- **Records**:
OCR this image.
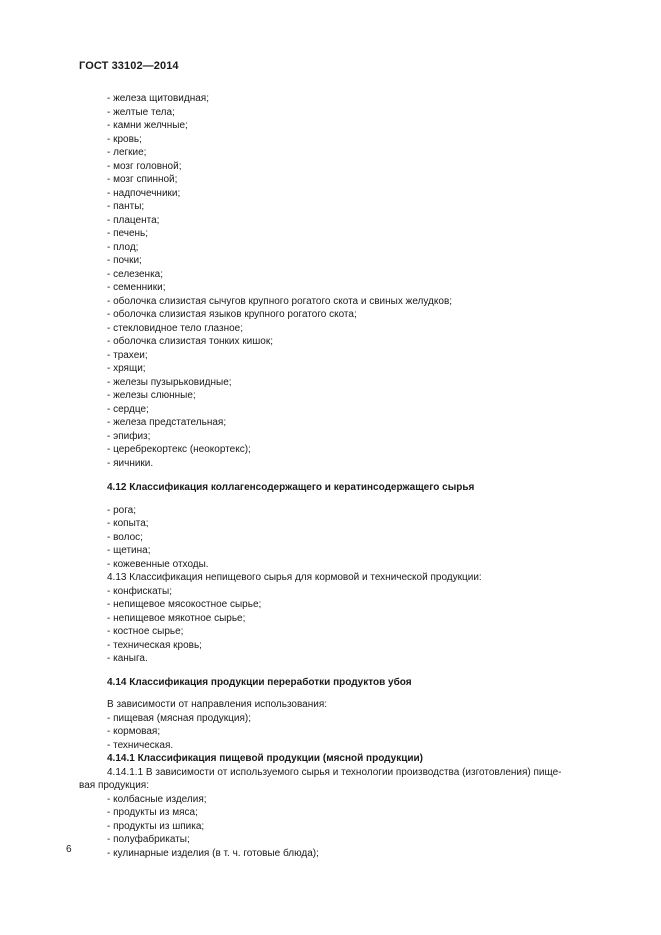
ГОСТ 33102—2014
- железа щитовидная;
- желтые тела;
- камни желчные;
- кровь;
- легкие;
- мозг головной;
- мозг спинной;
- надпочечники;
- панты;
- плацента;
- печень;
- плод;
- почки;
- селезенка;
- семенники;
- оболочка слизистая сычугов крупного рогатого скота и свиных желудков;
- оболочка слизистая языков крупного рогатого скота;
- стекловидное тело глазное;
- оболочка слизистая тонких кишок;
- трахеи;
- хрящи;
- железы пузырьковидные;
- железы слюнные;
- сердце;
- железа предстательная;
- эпифиз;
- церебрекортекс (неокортекс);
- яичники.
4.12 Классификация коллагенсодержащего и кератинсодержащего сырья
- рога;
- копыта;
- волос;
- щетина;
- кожевенные отходы.
4.13 Классификация непищевого сырья для кормовой и технической продукции:
- конфискаты;
- непищевое мясокостное сырье;
- непищевое мякотное сырье;
- костное сырье;
- техническая кровь;
- каныга.
4.14 Классификация продукции переработки продуктов убоя
В зависимости от направления использования:
- пищевая (мясная продукция);
- кормовая;
- техническая.
4.14.1 Классификация пищевой продукции (мясной продукции)
4.14.1.1 В зависимости от используемого сырья и технологии производства (изготовления) пище-
вая продукция:
- колбасные изделия;
- продукты из мяса;
- продукты из шпика;
- полуфабрикаты;
- кулинарные изделия (в т. ч. готовые блюда);
6
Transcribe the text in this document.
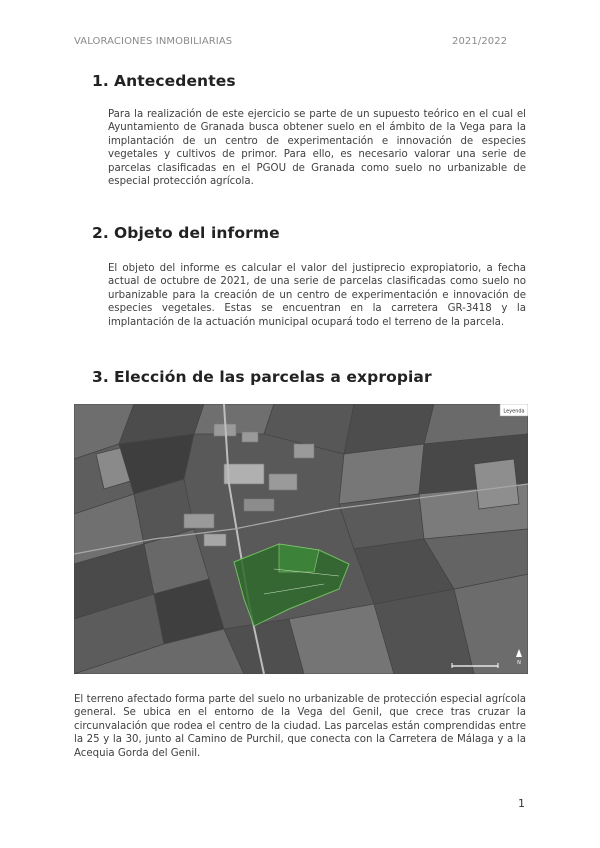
VALORACIONES INMOBILIARIAS	2021/2022
1. Antecedentes

Para la realización de este ejercicio se parte de un supuesto teórico en el cual el Ayuntamiento de Granada busca obtener suelo en el ámbito de la Vega para la implantación de un centro de experimentación e innovación de especies vegetales y cultivos de primor. Para ello, es necesario valorar una serie de parcelas clasificadas en el PGOU de Granada como suelo no urbanizable de especial protección agrícola.

2. Objeto del informe

El objeto del informe es calcular el valor del justiprecio expropiatorio, a fecha actual de octubre de 2021, de una serie de parcelas clasificadas como suelo no urbanizable para la creación de un centro de experimentación e innovación de especies vegetales. Estas se encuentran en la carretera GR-3418 y la implantación de la actuación municipal ocupará todo el terreno de la parcela.

3. Elección de las parcelas a expropiar
Leyenda
N

El terreno afectado forma parte del suelo no urbanizable de protección especial agrícola general. Se ubica en el entorno de la Vega del Genil, que crece tras cruzar la circunvalación que rodea el centro de la ciudad. Las parcelas están comprendidas entre la 25 y la 30, junto al Camino de Purchil, que conecta con la Carretera de Málaga y a la Acequia Gorda del Genil.

1
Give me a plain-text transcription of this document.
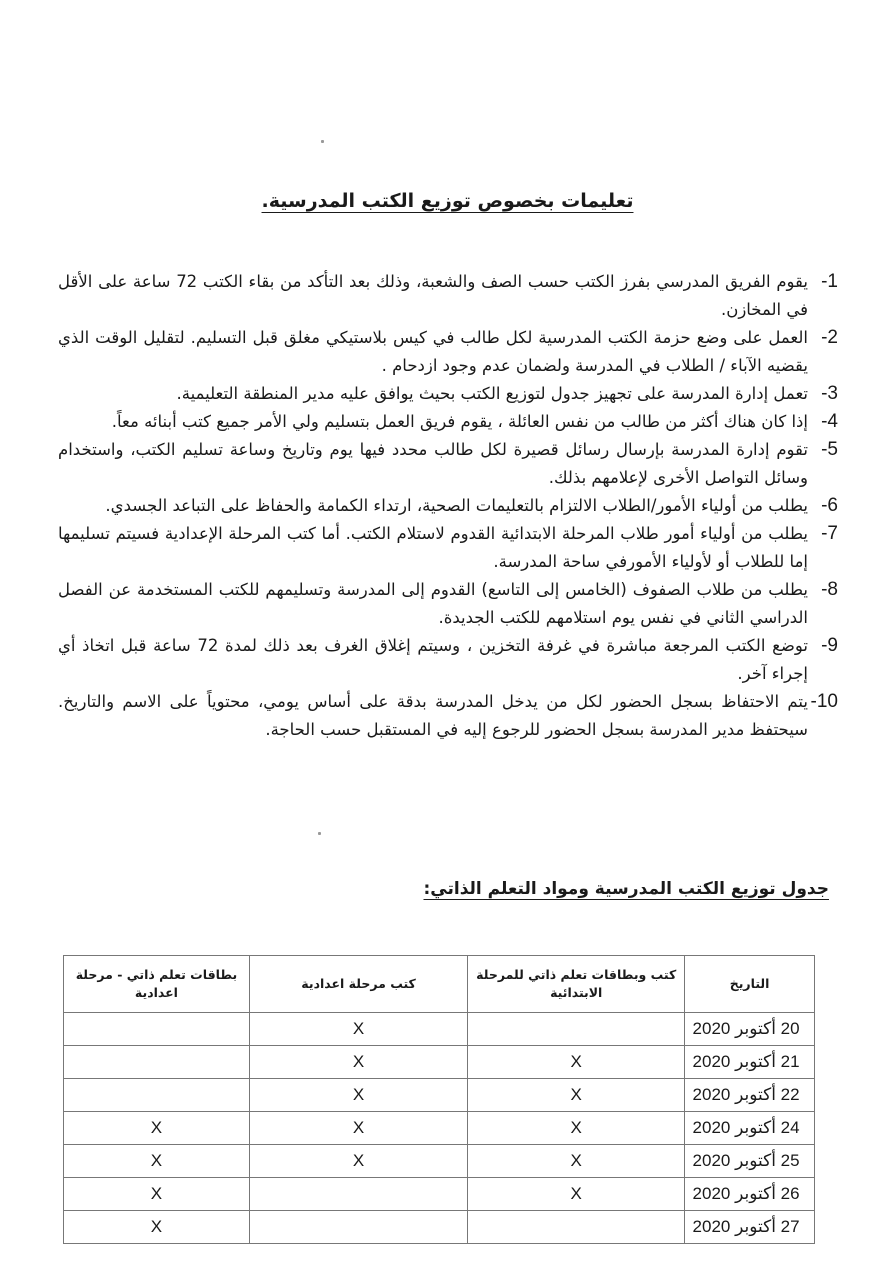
تعليمات بخصوص توزيع الكتب المدرسية.
1-
يقوم الفريق المدرسي بفرز الكتب حسب الصف والشعبة، وذلك بعد التأكد من بقاء الكتب 72 ساعة على الأقل في المخازن.
2-
العمل على وضع حزمة الكتب المدرسية لكل طالب في كيس بلاستيكي مغلق قبل التسليم. لتقليل الوقت الذي يقضيه الآباء / الطلاب في المدرسة ولضمان عدم وجود ازدحام .
3-
تعمل إدارة المدرسة على تجهيز جدول لتوزيع الكتب بحيث يوافق عليه مدير المنطقة التعليمية.
4-
إذا كان هناك أكثر من طالب من نفس العائلة ، يقوم فريق العمل بتسليم ولي الأمر جميع كتب أبنائه معاً.
5-
تقوم إدارة المدرسة بإرسال رسائل قصيرة لكل طالب محدد فيها يوم وتاريخ وساعة تسليم الكتب، واستخدام وسائل التواصل الأخرى لإعلامهم بذلك.
6-
يطلب من أولياء الأمور/الطلاب الالتزام بالتعليمات الصحية، ارتداء الكمامة والحفاظ على التباعد الجسدي.
7-
يطلب من أولياء أمور طلاب المرحلة الابتدائية القدوم لاستلام الكتب. أما كتب المرحلة الإعدادية فسيتم تسليمها إما للطلاب أو لأولياء الأمورفي ساحة المدرسة.
8-
يطلب من طلاب الصفوف (الخامس إلى التاسع) القدوم إلى المدرسة وتسليمهم للكتب المستخدمة عن الفصل الدراسي الثاني في نفس يوم استلامهم للكتب الجديدة.
9-
توضع الكتب المرجعة مباشرة في غرفة التخزين ، وسيتم إغلاق الغرف بعد ذلك لمدة 72 ساعة قبل اتخاذ أي إجراء آخر.
10-
يتم الاحتفاظ بسجل الحضور لكل من يدخل المدرسة بدقة على أساس يومي، محتوياً على الاسم والتاريخ. سيحتفظ مدير المدرسة بسجل الحضور للرجوع إليه في المستقبل حسب الحاجة.
جدول توزيع الكتب المدرسية ومواد التعلم الذاتي:
التاريخ	كتب وبطاقات تعلم ذاتي للمرحلة الابتدائية	كتب مرحلة اعدادية	بطاقات تعلم ذاتي - مرحلة اعدادية
20 أكتوبر 2020		X	
21 أكتوبر 2020	X	X	
22 أكتوبر 2020	X	X	
24 أكتوبر 2020	X	X	X
25 أكتوبر 2020	X	X	X
26 أكتوبر 2020	X		X
27 أكتوبر 2020			X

- **Exercise**: Return the listing above in full and without alteration, excluding its pictures.

- **Full answer**:
OCR this image.
ГОСТ 33102—2014
- железа щитовидная;
- желтые тела;
- камни желчные;
- кровь;
- легкие;
- мозг головной;
- мозг спинной;
- надпочечники;
- панты;
- плацента;
- печень;
- плод;
- почки;
- селезенка;
- семенники;
- оболочка слизистая сычугов крупного рогатого скота и свиных желудков;
- оболочка слизистая языков крупного рогатого скота;
- стекловидное тело глазное;
- оболочка слизистая тонких кишок;
- трахеи;
- хрящи;
- железы пузырьковидные;
- железы слюнные;
- сердце;
- железа предстательная;
- эпифиз;
- церебрекортекс (неокортекс);
- яичники.
4.12 Классификация коллагенсодержащего и кератинсодержащего сырья
- рога;
- копыта;
- волос;
- щетина;
- кожевенные отходы.
4.13 Классификация непищевого сырья для кормовой и технической продукции:
- конфискаты;
- непищевое мясокостное сырье;
- непищевое мякотное сырье;
- костное сырье;
- техническая кровь;
- каныга.
4.14 Классификация продукции переработки продуктов убоя
В зависимости от направления использования:
- пищевая (мясная продукция);
- кормовая;
- техническая.
4.14.1 Классификация пищевой продукции (мясной продукции)
4.14.1.1 В зависимости от используемого сырья и технологии производства (изготовления) пище-
вая продукция:
- колбасные изделия;
- продукты из мяса;
- продукты из шпика;
- полуфабрикаты;
- кулинарные изделия (в т. ч. готовые блюда);
6
Transcribe the text in this document.
VALORACIONES INMOBILIARIAS	2021/2022
1. Antecedentes

Para la realización de este ejercicio se parte de un supuesto teórico en el cual el Ayuntamiento de Granada busca obtener suelo en el ámbito de la Vega para la implantación de un centro de experimentación e innovación de especies vegetales y cultivos de primor. Para ello, es necesario valorar una serie de parcelas clasificadas en el PGOU de Granada como suelo no urbanizable de especial protección agrícola.

2. Objeto del informe

El objeto del informe es calcular el valor del justiprecio expropiatorio, a fecha actual de octubre de 2021, de una serie de parcelas clasificadas como suelo no urbanizable para la creación de un centro de experimentación e innovación de especies vegetales. Estas se encuentran en la carretera GR-3418 y la implantación de la actuación municipal ocupará todo el terreno de la parcela.

3. Elección de las parcelas a expropiar
Leyenda
N

El terreno afectado forma parte del suelo no urbanizable de protección especial agrícola general. Se ubica en el entorno de la Vega del Genil, que crece tras cruzar la circunvalación que rodea el centro de la ciudad. Las parcelas están comprendidas entre la 25 y la 30, junto al Camino de Purchil, que conecta con la Carretera de Málaga y a la Acequia Gorda del Genil.

1
Give me a plain-text transcription of this document.
تعليمات بخصوص توزيع الكتب المدرسية.
1-
يقوم الفريق المدرسي بفرز الكتب حسب الصف والشعبة، وذلك بعد التأكد من بقاء الكتب 72 ساعة على الأقل في المخازن.
2-
العمل على وضع حزمة الكتب المدرسية لكل طالب في كيس بلاستيكي مغلق قبل التسليم. لتقليل الوقت الذي يقضيه الآباء / الطلاب في المدرسة ولضمان عدم وجود ازدحام .
3-
تعمل إدارة المدرسة على تجهيز جدول لتوزيع الكتب بحيث يوافق عليه مدير المنطقة التعليمية.
4-
إذا كان هناك أكثر من طالب من نفس العائلة ، يقوم فريق العمل بتسليم ولي الأمر جميع كتب أبنائه معاً.
5-
تقوم إدارة المدرسة بإرسال رسائل قصيرة لكل طالب محدد فيها يوم وتاريخ وساعة تسليم الكتب، واستخدام وسائل التواصل الأخرى لإعلامهم بذلك.
6-
يطلب من أولياء الأمور/الطلاب الالتزام بالتعليمات الصحية، ارتداء الكمامة والحفاظ على التباعد الجسدي.
7-
يطلب من أولياء أمور طلاب المرحلة الابتدائية القدوم لاستلام الكتب. أما كتب المرحلة الإعدادية فسيتم تسليمها إما للطلاب أو لأولياء الأمورفي ساحة المدرسة.
8-
يطلب من طلاب الصفوف (الخامس إلى التاسع) القدوم إلى المدرسة وتسليمهم للكتب المستخدمة عن الفصل الدراسي الثاني في نفس يوم استلامهم للكتب الجديدة.
9-
توضع الكتب المرجعة مباشرة في غرفة التخزين ، وسيتم إغلاق الغرف بعد ذلك لمدة 72 ساعة قبل اتخاذ أي إجراء آخر.
10-
يتم الاحتفاظ بسجل الحضور لكل من يدخل المدرسة بدقة على أساس يومي، محتوياً على الاسم والتاريخ. سيحتفظ مدير المدرسة بسجل الحضور للرجوع إليه في المستقبل حسب الحاجة.
جدول توزيع الكتب المدرسية ومواد التعلم الذاتي:
التاريخ	كتب وبطاقات تعلم ذاتي للمرحلة الابتدائية	كتب مرحلة اعدادية	بطاقات تعلم ذاتي - مرحلة اعدادية
20 أكتوبر 2020		X	
21 أكتوبر 2020	X	X	
22 أكتوبر 2020	X	X	
24 أكتوبر 2020	X	X	X
25 أكتوبر 2020	X	X	X
26 أكتوبر 2020	X		X
27 أكتوبر 2020			X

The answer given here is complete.